Copy out every record precisely.
── DATA SUPPLIED
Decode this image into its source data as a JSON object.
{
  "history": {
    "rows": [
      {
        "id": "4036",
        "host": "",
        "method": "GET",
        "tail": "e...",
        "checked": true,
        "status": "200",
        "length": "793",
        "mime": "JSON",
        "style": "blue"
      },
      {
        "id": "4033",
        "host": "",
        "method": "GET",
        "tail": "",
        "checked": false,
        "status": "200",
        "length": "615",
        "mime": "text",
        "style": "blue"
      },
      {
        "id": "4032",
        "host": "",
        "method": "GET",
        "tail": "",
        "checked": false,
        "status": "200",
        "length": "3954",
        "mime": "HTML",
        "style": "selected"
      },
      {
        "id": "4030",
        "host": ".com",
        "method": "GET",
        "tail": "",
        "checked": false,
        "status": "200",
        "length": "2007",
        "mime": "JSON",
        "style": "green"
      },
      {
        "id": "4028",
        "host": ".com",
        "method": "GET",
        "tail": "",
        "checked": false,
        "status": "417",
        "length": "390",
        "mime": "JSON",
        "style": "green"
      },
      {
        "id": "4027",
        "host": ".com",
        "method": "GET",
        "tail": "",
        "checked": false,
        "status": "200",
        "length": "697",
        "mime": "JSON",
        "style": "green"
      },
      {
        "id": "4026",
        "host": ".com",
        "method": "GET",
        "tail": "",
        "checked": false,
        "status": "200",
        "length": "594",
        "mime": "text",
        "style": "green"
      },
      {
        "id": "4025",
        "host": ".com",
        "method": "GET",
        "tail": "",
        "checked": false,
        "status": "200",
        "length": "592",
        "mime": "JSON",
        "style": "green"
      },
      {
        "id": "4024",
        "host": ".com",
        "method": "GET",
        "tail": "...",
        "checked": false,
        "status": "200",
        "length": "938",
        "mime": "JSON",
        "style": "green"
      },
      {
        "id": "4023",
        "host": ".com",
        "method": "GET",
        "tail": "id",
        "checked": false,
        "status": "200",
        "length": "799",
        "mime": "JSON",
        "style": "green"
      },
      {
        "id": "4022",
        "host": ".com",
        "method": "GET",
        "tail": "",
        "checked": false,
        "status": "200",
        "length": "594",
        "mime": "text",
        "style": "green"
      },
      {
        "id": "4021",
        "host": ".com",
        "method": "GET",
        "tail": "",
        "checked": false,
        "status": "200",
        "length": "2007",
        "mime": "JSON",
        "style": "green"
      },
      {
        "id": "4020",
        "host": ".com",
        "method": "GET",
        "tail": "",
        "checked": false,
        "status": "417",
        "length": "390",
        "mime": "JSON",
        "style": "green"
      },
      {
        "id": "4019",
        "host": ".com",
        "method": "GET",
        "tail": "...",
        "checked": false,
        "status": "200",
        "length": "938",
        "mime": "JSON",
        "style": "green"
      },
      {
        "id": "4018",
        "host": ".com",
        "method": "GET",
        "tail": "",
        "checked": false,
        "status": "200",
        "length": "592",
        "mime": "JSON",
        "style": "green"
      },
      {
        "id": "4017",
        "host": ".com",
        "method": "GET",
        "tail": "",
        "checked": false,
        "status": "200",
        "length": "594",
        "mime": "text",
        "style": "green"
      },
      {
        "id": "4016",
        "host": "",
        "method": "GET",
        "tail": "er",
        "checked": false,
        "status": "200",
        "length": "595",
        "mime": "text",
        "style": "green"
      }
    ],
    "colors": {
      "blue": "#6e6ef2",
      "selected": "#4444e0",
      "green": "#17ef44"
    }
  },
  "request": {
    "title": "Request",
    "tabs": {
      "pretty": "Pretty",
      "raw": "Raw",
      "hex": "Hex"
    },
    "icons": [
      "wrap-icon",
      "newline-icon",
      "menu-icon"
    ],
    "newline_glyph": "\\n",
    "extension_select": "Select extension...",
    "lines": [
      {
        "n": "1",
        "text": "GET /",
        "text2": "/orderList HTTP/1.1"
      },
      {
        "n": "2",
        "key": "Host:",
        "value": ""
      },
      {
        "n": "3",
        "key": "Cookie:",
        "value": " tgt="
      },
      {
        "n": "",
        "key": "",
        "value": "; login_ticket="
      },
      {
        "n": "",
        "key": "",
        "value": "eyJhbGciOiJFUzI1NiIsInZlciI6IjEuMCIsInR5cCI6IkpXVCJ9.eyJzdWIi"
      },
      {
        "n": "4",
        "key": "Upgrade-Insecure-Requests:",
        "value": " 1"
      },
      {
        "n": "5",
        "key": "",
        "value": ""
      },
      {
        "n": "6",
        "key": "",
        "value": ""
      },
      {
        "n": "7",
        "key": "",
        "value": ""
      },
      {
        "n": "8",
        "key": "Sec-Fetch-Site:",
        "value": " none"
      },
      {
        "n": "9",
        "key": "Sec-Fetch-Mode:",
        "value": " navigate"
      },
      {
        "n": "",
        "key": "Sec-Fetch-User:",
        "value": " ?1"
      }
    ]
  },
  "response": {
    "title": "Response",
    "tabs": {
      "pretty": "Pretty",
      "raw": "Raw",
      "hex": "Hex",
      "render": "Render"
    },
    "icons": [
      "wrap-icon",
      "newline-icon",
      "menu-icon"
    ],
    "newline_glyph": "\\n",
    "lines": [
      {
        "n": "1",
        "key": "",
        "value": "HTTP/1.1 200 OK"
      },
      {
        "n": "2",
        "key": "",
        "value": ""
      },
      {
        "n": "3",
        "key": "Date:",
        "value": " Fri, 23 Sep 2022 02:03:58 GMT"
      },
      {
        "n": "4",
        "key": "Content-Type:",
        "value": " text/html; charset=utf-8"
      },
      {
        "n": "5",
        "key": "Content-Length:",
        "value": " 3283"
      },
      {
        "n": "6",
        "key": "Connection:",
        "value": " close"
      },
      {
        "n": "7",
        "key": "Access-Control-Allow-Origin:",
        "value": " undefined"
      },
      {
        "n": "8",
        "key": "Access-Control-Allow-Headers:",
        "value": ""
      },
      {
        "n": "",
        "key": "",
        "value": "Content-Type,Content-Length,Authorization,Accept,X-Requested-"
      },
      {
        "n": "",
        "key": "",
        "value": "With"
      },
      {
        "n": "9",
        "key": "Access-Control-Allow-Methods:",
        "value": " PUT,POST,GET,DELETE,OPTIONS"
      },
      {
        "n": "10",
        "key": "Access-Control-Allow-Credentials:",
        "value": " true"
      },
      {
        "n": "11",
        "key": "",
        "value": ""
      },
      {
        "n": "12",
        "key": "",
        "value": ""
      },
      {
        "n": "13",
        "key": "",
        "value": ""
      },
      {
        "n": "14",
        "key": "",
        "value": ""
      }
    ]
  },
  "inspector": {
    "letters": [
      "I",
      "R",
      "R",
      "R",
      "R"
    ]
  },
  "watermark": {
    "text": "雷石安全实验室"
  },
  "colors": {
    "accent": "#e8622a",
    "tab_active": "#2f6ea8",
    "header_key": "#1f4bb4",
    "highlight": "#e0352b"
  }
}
────
**RESULT**
Decode this image into its source data as a JSON object.
{
  "history": {
    "rows": [
      {
        "id": "4036",
        "host": "",
        "method": "GET",
        "tail": "e...",
        "checked": true,
        "status": "200",
        "length": "793",
        "mime": "JSON",
        "style": "blue"
      },
      {
        "id": "4033",
        "host": "",
        "method": "GET",
        "tail": "",
        "checked": false,
        "status": "200",
        "length": "615",
        "mime": "text",
        "style": "blue"
      },
      {
        "id": "4032",
        "host": "",
        "method": "GET",
        "tail": "",
        "checked": false,
        "status": "200",
        "length": "3954",
        "mime": "HTML",
        "style": "selected"
      },
      {
        "id": "4030",
        "host": ".com",
        "method": "GET",
        "tail": "",
        "checked": false,
        "status": "200",
        "length": "2007",
        "mime": "JSON",
        "style": "green"
      },
      {
        "id": "4028",
        "host": ".com",
        "method": "GET",
        "tail": "",
        "checked": false,
        "status": "417",
        "length": "390",
        "mime": "JSON",
        "style": "green"
      },
      {
        "id": "4027",
        "host": ".com",
        "method": "GET",
        "tail": "",
        "checked": false,
        "status": "200",
        "length": "697",
        "mime": "JSON",
        "style": "green"
      },
      {
        "id": "4026",
        "host": ".com",
        "method": "GET",
        "tail": "",
        "checked": false,
        "status": "200",
        "length": "594",
        "mime": "text",
        "style": "green"
      },
      {
        "id": "4025",
        "host": ".com",
        "method": "GET",
        "tail": "",
        "checked": false,
        "status": "200",
        "length": "592",
        "mime": "JSON",
        "style": "green"
      },
      {
        "id": "4024",
        "host": ".com",
        "method": "GET",
        "tail": "...",
        "checked": false,
        "status": "200",
        "length": "938",
        "mime": "JSON",
        "style": "green"
      },
      {
        "id": "4023",
        "host": ".com",
        "method": "GET",
        "tail": "id",
        "checked": false,
        "status": "200",
        "length": "799",
        "mime": "JSON",
        "style": "green"
      },
      {
        "id": "4022",
        "host": ".com",
        "method": "GET",
        "tail": "",
        "checked": false,
        "status": "200",
        "length": "594",
        "mime": "text",
        "style": "green"
      },
      {
        "id": "4021",
        "host": ".com",
        "method": "GET",
        "tail": "",
        "checked": false,
        "status": "200",
        "length": "2007",
        "mime": "JSON",
        "style": "green"
      },
      {
        "id": "4020",
        "host": ".com",
        "method": "GET",
        "tail": "",
        "checked": false,
        "status": "417",
        "length": "390",
        "mime": "JSON",
        "style": "green"
      },
      {
        "id": "4019",
        "host": ".com",
        "method": "GET",
        "tail": "...",
        "checked": false,
        "status": "200",
        "length": "938",
        "mime": "JSON",
        "style": "green"
      },
      {
        "id": "4018",
        "host": ".com",
        "method": "GET",
        "tail": "",
        "checked": false,
        "status": "200",
        "length": "592",
        "mime": "JSON",
        "style": "green"
      },
      {
        "id": "4017",
        "host": ".com",
        "method": "GET",
        "tail": "",
        "checked": false,
        "status": "200",
        "length": "594",
        "mime": "text",
        "style": "green"
      },
      {
        "id": "4016",
        "host": "",
        "method": "GET",
        "tail": "er",
        "checked": false,
        "status": "200",
        "length": "595",
        "mime": "text",
        "style": "green"
      }
    ],
    "colors": {
      "blue": "#6e6ef2",
      "selected": "#4444e0",
      "green": "#17ef44"
    }
  },
  "request": {
    "title": "Request",
    "tabs": {
      "pretty": "Pretty",
      "raw": "Raw",
      "hex": "Hex"
    },
    "icons": [
      "wrap-icon",
      "newline-icon",
      "menu-icon"
    ],
    "newline_glyph": "\\n",
    "extension_select": "Select extension...",
    "lines": [
      {
        "n": "1",
        "text": "GET /",
        "text2": "/orderList HTTP/1.1"
      },
      {
        "n": "2",
        "key": "Host:",
        "value": ""
      },
      {
        "n": "3",
        "key": "Cookie:",
        "value": " tgt="
      },
      {
        "n": "",
        "key": "",
        "value": "; login_ticket="
      },
      {
        "n": "",
        "key": "",
        "value": "eyJhbGciOiJFUzI1NiIsInZlciI6IjEuMCIsInR5cCI6IkpXVCJ9.eyJzdWIi"
      },
      {
        "n": "4",
        "key": "Upgrade-Insecure-Requests:",
        "value": " 1"
      },
      {
        "n": "5",
        "key": "",
        "value": ""
      },
      {
        "n": "6",
        "key": "",
        "value": ""
      },
      {
        "n": "7",
        "key": "",
        "value": ""
      },
      {
        "n": "8",
        "key": "Sec-Fetch-Site:",
        "value": " none"
      },
      {
        "n": "9",
        "key": "Sec-Fetch-Mode:",
        "value": " navigate"
      },
      {
        "n": "",
        "key": "Sec-Fetch-User:",
        "value": " ?1"
      }
    ]
  },
  "response": {
    "title": "Response",
    "tabs": {
      "pretty": "Pretty",
      "raw": "Raw",
      "hex": "Hex",
      "render": "Render"
    },
    "icons": [
      "wrap-icon",
      "newline-icon",
      "menu-icon"
    ],
    "newline_glyph": "\\n",
    "lines": [
      {
        "n": "1",
        "key": "",
        "value": "HTTP/1.1 200 OK"
      },
      {
        "n": "2",
        "key": "",
        "value": ""
      },
      {
        "n": "3",
        "key": "Date:",
        "value": " Fri, 23 Sep 2022 02:03:58 GMT"
      },
      {
        "n": "4",
        "key": "Content-Type:",
        "value": " text/html; charset=utf-8"
      },
      {
        "n": "5",
        "key": "Content-Length:",
        "value": " 3283"
      },
      {
        "n": "6",
        "key": "Connection:",
        "value": " close"
      },
      {
        "n": "7",
        "key": "Access-Control-Allow-Origin:",
        "value": " undefined"
      },
      {
        "n": "8",
        "key": "Access-Control-Allow-Headers:",
        "value": ""
      },
      {
        "n": "",
        "key": "",
        "value": "Content-Type,Content-Length,Authorization,Accept,X-Requested-"
      },
      {
        "n": "",
        "key": "",
        "value": "With"
      },
      {
        "n": "9",
        "key": "Access-Control-Allow-Methods:",
        "value": " PUT,POST,GET,DELETE,OPTIONS"
      },
      {
        "n": "10",
        "key": "Access-Control-Allow-Credentials:",
        "value": " true"
      },
      {
        "n": "11",
        "key": "",
        "value": ""
      },
      {
        "n": "12",
        "key": "",
        "value": ""
      },
      {
        "n": "13",
        "key": "",
        "value": ""
      },
      {
        "n": "14",
        "key": "",
        "value": ""
      }
    ]
  },
  "inspector": {
    "letters": [
      "I",
      "R",
      "R",
      "R",
      "R"
    ]
  },
  "watermark": {
    "text": "雷石安全实验室"
  },
  "colors": {
    "accent": "#e8622a",
    "tab_active": "#2f6ea8",
    "header_key": "#1f4bb4",
    "highlight": "#e0352b"
  }
}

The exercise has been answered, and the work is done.